--- start ---

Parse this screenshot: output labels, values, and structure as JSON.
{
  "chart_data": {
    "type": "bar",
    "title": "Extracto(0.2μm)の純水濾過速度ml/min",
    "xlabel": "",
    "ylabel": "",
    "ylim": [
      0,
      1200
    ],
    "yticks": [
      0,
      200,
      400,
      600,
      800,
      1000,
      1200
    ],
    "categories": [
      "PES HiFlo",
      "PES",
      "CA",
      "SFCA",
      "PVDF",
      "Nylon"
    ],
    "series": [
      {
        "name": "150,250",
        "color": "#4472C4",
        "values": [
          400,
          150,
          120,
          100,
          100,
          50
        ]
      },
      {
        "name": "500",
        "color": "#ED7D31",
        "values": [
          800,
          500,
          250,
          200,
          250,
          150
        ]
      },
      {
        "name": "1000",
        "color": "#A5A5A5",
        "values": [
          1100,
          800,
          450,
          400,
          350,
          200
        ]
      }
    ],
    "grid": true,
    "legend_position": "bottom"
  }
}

--- end ---
--- start ---

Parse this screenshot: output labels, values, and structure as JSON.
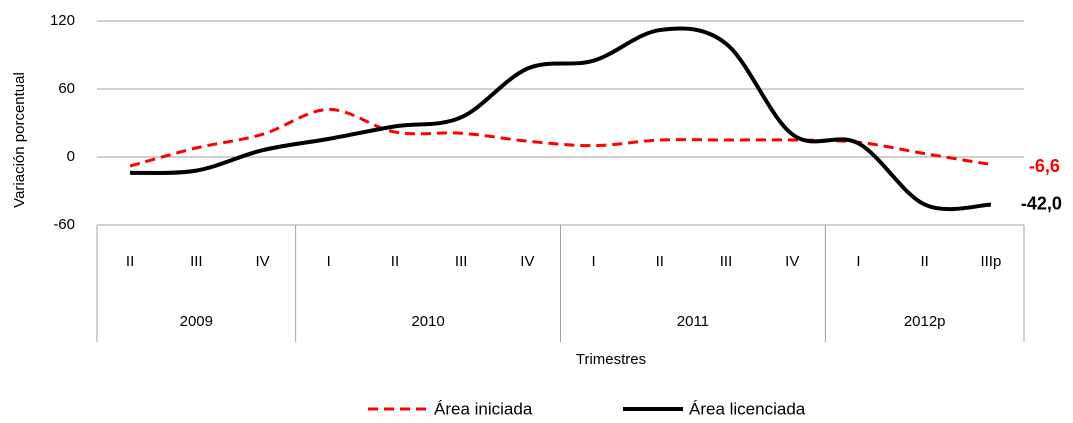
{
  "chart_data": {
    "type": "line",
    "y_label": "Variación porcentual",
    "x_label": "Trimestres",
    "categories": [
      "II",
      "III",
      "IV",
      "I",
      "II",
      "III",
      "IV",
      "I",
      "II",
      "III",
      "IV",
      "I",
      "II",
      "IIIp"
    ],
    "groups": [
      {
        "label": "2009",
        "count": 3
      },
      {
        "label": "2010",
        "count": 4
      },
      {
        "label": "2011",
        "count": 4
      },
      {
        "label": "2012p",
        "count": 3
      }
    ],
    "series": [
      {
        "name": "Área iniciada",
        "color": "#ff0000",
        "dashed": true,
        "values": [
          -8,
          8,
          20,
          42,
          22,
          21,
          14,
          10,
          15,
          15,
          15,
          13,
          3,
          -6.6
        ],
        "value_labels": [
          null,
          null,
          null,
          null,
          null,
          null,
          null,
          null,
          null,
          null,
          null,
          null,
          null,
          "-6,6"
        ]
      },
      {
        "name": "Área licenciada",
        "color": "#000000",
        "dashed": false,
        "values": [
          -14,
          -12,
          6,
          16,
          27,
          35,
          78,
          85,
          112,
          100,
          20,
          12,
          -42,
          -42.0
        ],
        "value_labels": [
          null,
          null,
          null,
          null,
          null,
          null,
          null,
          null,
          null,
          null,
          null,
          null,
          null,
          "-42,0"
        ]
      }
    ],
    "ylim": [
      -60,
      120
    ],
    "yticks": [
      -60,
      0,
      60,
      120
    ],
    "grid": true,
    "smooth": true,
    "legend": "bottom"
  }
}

--- end ---

From the listing above, copy every line that includes the word "name".

OUTPUT OF THE TASK:
        "name": "150,250",
        "name": "500",
        "name": "1000",
        "name": "Área iniciada",
        "name": "Área licenciada",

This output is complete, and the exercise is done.